Directions: Skip the pictures and extract all of the lines exactly as written.

**** Task inputs

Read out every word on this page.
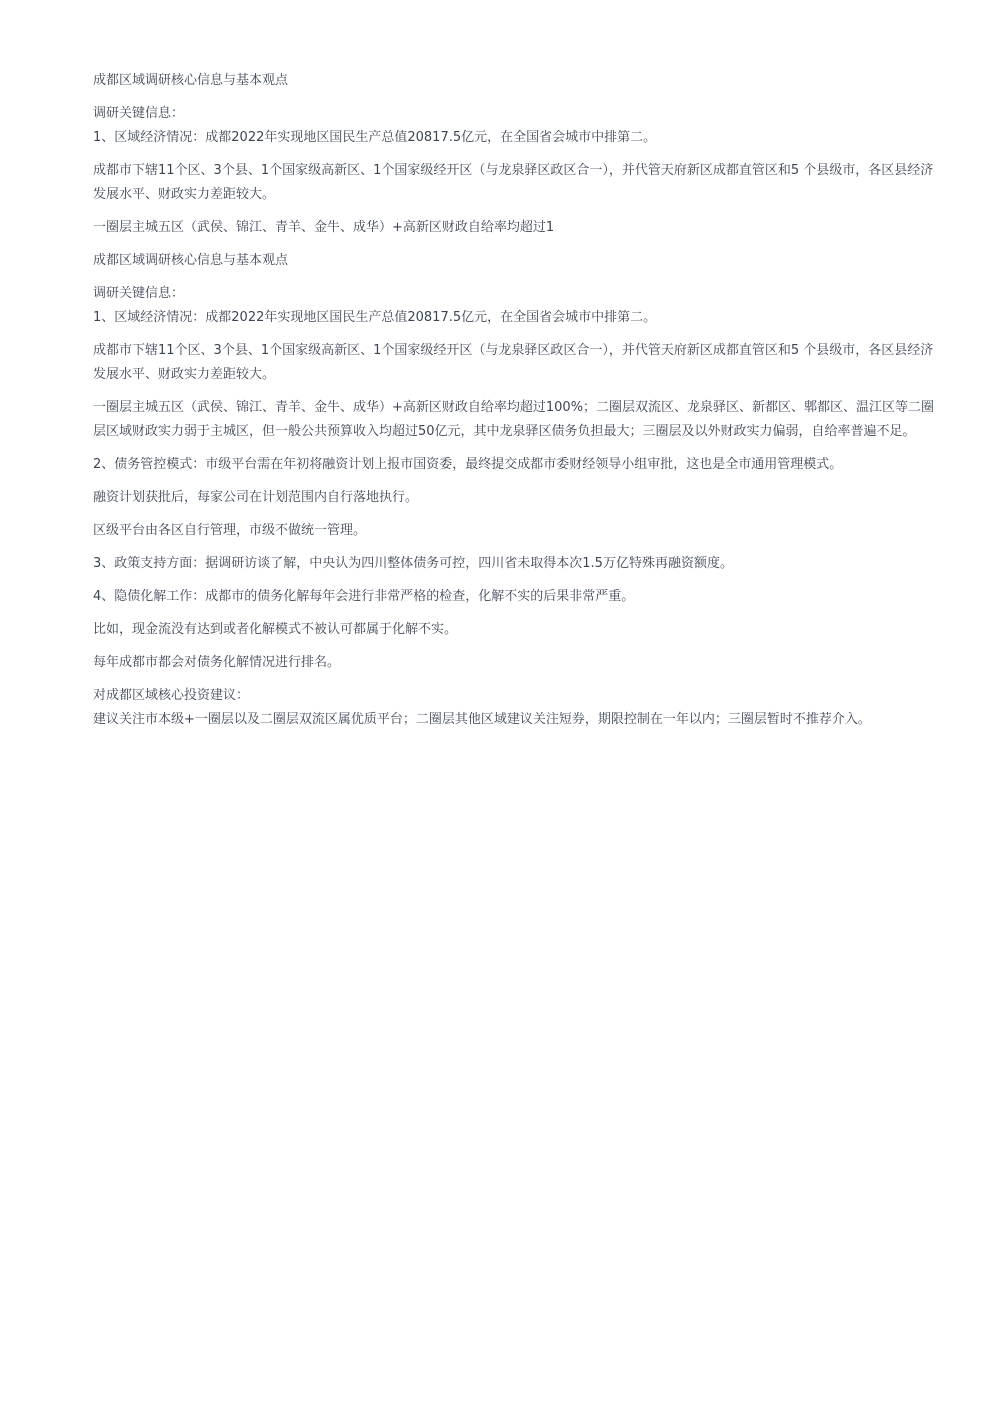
成都区域调研核心信息与基本观点

调研关键信息：

1、区域经济情况：成都2022年实现地区国民生产总值20817.5亿元，在全国省会城市中排第二。

成都市下辖11个区、3个县、1个国家级高新区、1个国家级经开区（与龙泉驿区政区合一），并代管天府新区成都直管区和5 个县级市，各区县经济发展水平、财政实力差距较大。

一圈层主城五区（武侯、锦江、青羊、金牛、成华）+高新区财政自给率均超过1

成都区域调研核心信息与基本观点

调研关键信息：

1、区域经济情况：成都2022年实现地区国民生产总值20817.5亿元，在全国省会城市中排第二。

成都市下辖11个区、3个县、1个国家级高新区、1个国家级经开区（与龙泉驿区政区合一），并代管天府新区成都直管区和5 个县级市，各区县经济发展水平、财政实力差距较大。

一圈层主城五区（武侯、锦江、青羊、金牛、成华）+高新区财政自给率均超过100%；二圈层双流区、龙泉驿区、新都区、郫都区、温江区等二圈层区域财政实力弱于主城区，但一般公共预算收入均超过50亿元，其中龙泉驿区债务负担最大；三圈层及以外财政实力偏弱，自给率普遍不足。

2、债务管控模式：市级平台需在年初将融资计划上报市国资委，最终提交成都市委财经领导小组审批，这也是全市通用管理模式。

融资计划获批后，每家公司在计划范围内自行落地执行。

区级平台由各区自行管理，市级不做统一管理。

3、政策支持方面：据调研访谈了解，中央认为四川整体债务可控，四川省未取得本次1.5万亿特殊再融资额度。

4、隐债化解工作：成都市的债务化解每年会进行非常严格的检查，化解不实的后果非常严重。

比如，现金流没有达到或者化解模式不被认可都属于化解不实。

每年成都市都会对债务化解情况进行排名。

对成都区域核心投资建议：

建议关注市本级+一圈层以及二圈层双流区属优质平台；二圈层其他区域建议关注短券，期限控制在一年以内；三圈层暂时不推荐介入。
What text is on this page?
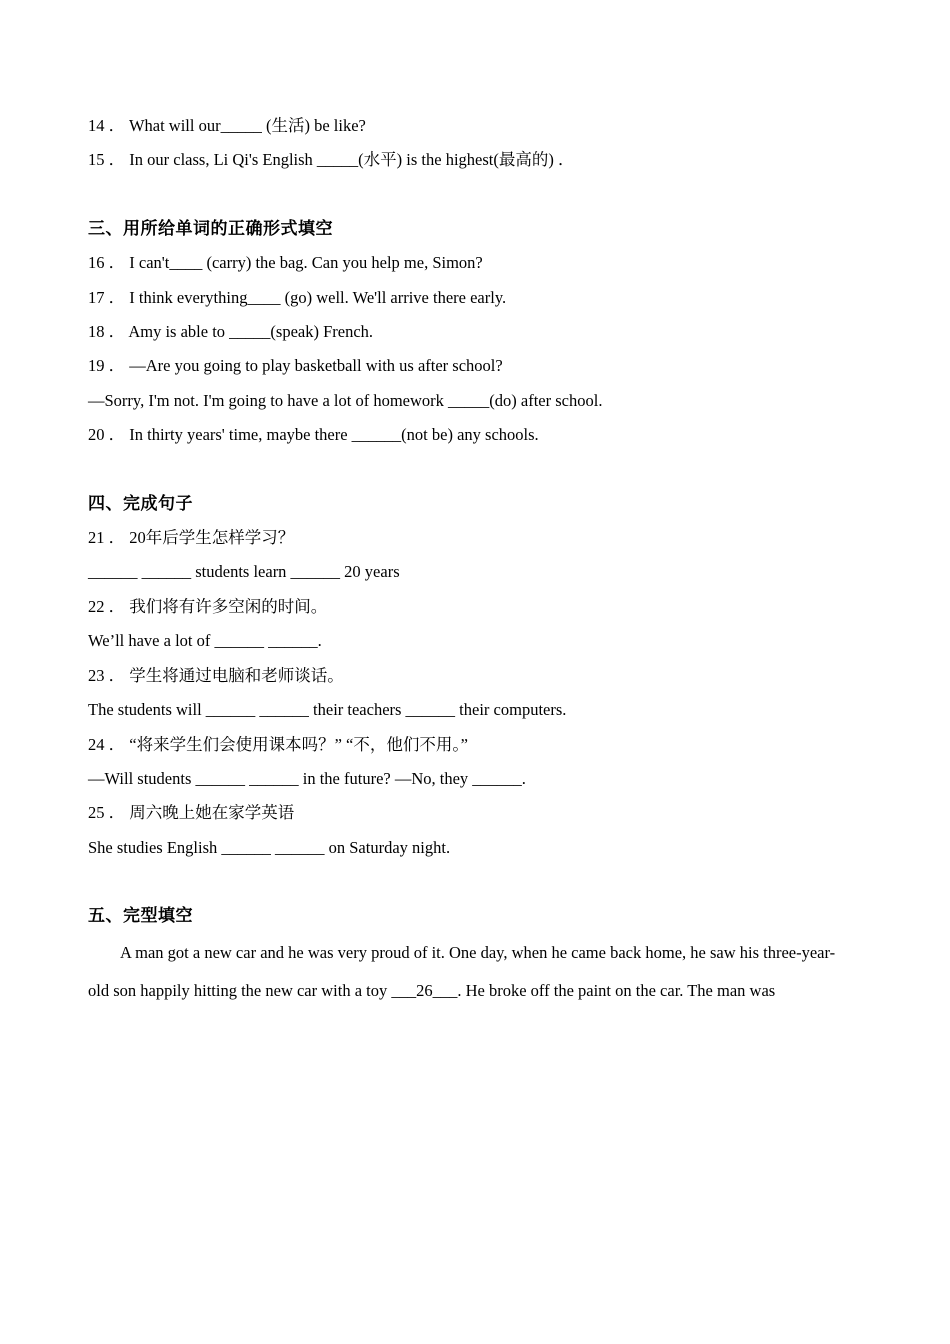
14 ． What will our_____ (生活) be like?
15 ． In our class, Li Qi's English _____(水平) is the highest(最高的) ．
三、用所给单词的正确形式填空
16 ． I can't____ (carry) the bag. Can you help me, Simon?
17 ． I think everything____ (go) well. We'll arrive there early.
18 ． Amy is able to _____(speak) French.
19 ． —Are you going to play basketball with us after school?
—Sorry, I'm not. I'm going to have a lot of homework _____(do) after school.
20 ． In thirty years' time, maybe there ______(not be) any schools.
四、完成句子
21 ． 20年后学生怎样学习？
______ ______ students learn ______ 20 years
22 ． 我们将有许多空闲的时间。
We’ll have a lot of ______ ______.
23 ． 学生将通过电脑和老师谈话。
The students will ______ ______ their teachers ______ their computers.
24 ． “将来学生们会使用课本吗？” “不，他们不用。”
—Will students ______ ______ in the future? —No, they ______.
25 ． 周六晚上她在家学英语
She studies English ______ ______ on Saturday night.
五、完型填空
A man got a new car and he was very proud of it. One day, when he came back home, he saw his three-year-
old son happily hitting the new car with a toy ___26___. He broke off the paint on the car. The man was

********

Output below:
Read out every word on this page.
成都区域调研核心信息与基本观点

调研关键信息：

1、区域经济情况：成都2022年实现地区国民生产总值20817.5亿元，在全国省会城市中排第二。

成都市下辖11个区、3个县、1个国家级高新区、1个国家级经开区（与龙泉驿区政区合一），并代管天府新区成都直管区和5 个县级市，各区县经济发展水平、财政实力差距较大。

一圈层主城五区（武侯、锦江、青羊、金牛、成华）+高新区财政自给率均超过1

成都区域调研核心信息与基本观点

调研关键信息：

1、区域经济情况：成都2022年实现地区国民生产总值20817.5亿元，在全国省会城市中排第二。

成都市下辖11个区、3个县、1个国家级高新区、1个国家级经开区（与龙泉驿区政区合一），并代管天府新区成都直管区和5 个县级市，各区县经济发展水平、财政实力差距较大。

一圈层主城五区（武侯、锦江、青羊、金牛、成华）+高新区财政自给率均超过100%；二圈层双流区、龙泉驿区、新都区、郫都区、温江区等二圈层区域财政实力弱于主城区，但一般公共预算收入均超过50亿元，其中龙泉驿区债务负担最大；三圈层及以外财政实力偏弱，自给率普遍不足。

2、债务管控模式：市级平台需在年初将融资计划上报市国资委，最终提交成都市委财经领导小组审批，这也是全市通用管理模式。

融资计划获批后，每家公司在计划范围内自行落地执行。

区级平台由各区自行管理，市级不做统一管理。

3、政策支持方面：据调研访谈了解，中央认为四川整体债务可控，四川省未取得本次1.5万亿特殊再融资额度。

4、隐债化解工作：成都市的债务化解每年会进行非常严格的检查，化解不实的后果非常严重。

比如，现金流没有达到或者化解模式不被认可都属于化解不实。

每年成都市都会对债务化解情况进行排名。

对成都区域核心投资建议：

建议关注市本级+一圈层以及二圈层双流区属优质平台；二圈层其他区域建议关注短券，期限控制在一年以内；三圈层暂时不推荐介入。
What text is on this page?
14 ． What will our_____ (生活) be like?
15 ． In our class, Li Qi's English _____(水平) is the highest(最高的) ．
三、用所给单词的正确形式填空
16 ． I can't____ (carry) the bag. Can you help me, Simon?
17 ． I think everything____ (go) well. We'll arrive there early.
18 ． Amy is able to _____(speak) French.
19 ． —Are you going to play basketball with us after school?
—Sorry, I'm not. I'm going to have a lot of homework _____(do) after school.
20 ． In thirty years' time, maybe there ______(not be) any schools.
四、完成句子
21 ． 20年后学生怎样学习？
______ ______ students learn ______ 20 years
22 ． 我们将有许多空闲的时间。
We’ll have a lot of ______ ______.
23 ． 学生将通过电脑和老师谈话。
The students will ______ ______ their teachers ______ their computers.
24 ． “将来学生们会使用课本吗？” “不，他们不用。”
—Will students ______ ______ in the future? —No, they ______.
25 ． 周六晚上她在家学英语
She studies English ______ ______ on Saturday night.
五、完型填空
A man got a new car and he was very proud of it. One day, when he came back home, he saw his three-year-
old son happily hitting the new car with a toy ___26___. He broke off the paint on the car. The man was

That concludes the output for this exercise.